Stored records
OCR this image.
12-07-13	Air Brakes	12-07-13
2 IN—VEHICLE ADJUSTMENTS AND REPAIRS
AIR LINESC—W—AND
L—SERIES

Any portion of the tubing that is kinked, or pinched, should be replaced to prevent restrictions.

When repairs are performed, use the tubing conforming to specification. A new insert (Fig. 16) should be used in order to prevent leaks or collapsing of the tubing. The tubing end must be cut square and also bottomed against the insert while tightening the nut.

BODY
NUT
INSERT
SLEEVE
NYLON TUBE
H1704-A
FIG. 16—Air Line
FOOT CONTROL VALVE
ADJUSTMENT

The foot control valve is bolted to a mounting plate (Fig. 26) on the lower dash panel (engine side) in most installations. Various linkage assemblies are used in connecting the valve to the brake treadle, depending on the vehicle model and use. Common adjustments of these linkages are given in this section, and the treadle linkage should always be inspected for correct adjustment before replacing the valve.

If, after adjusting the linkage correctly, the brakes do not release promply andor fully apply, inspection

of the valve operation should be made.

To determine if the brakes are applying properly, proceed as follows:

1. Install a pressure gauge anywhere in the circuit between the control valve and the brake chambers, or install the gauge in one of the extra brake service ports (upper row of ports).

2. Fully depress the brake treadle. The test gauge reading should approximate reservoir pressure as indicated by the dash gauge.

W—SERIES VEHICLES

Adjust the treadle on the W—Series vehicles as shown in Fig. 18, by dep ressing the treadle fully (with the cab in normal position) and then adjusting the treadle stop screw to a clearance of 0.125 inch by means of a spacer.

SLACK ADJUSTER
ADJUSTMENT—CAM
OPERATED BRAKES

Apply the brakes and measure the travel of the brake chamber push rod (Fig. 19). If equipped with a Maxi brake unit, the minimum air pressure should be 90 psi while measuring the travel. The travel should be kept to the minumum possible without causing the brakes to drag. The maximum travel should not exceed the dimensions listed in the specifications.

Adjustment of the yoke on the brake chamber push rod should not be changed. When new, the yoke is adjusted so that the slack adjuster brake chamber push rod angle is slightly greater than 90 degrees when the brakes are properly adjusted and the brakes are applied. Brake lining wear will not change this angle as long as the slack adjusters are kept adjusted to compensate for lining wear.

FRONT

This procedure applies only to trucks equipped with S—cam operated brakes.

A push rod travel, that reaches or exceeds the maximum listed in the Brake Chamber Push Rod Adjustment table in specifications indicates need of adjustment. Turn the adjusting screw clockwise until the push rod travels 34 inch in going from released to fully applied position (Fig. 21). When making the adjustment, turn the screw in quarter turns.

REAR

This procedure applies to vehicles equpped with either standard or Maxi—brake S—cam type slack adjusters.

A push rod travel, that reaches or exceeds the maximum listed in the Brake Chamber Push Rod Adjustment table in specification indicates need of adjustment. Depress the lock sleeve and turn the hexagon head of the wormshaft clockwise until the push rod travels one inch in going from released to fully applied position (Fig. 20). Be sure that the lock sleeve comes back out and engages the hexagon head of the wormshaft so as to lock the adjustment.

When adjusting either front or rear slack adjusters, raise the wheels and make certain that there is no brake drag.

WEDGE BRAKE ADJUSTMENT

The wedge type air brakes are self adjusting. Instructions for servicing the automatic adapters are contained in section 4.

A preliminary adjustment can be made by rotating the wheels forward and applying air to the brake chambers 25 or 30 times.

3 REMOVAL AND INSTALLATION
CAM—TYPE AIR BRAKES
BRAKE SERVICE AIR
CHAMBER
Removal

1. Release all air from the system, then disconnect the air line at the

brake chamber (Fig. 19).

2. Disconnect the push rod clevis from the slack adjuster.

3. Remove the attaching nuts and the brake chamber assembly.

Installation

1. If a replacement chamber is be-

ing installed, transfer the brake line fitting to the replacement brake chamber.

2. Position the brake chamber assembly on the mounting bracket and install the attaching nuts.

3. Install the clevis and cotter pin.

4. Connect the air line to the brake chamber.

** Work required **
Go through the data and count each line that has the word "adjusters", then give the total alone.

** Task response **
3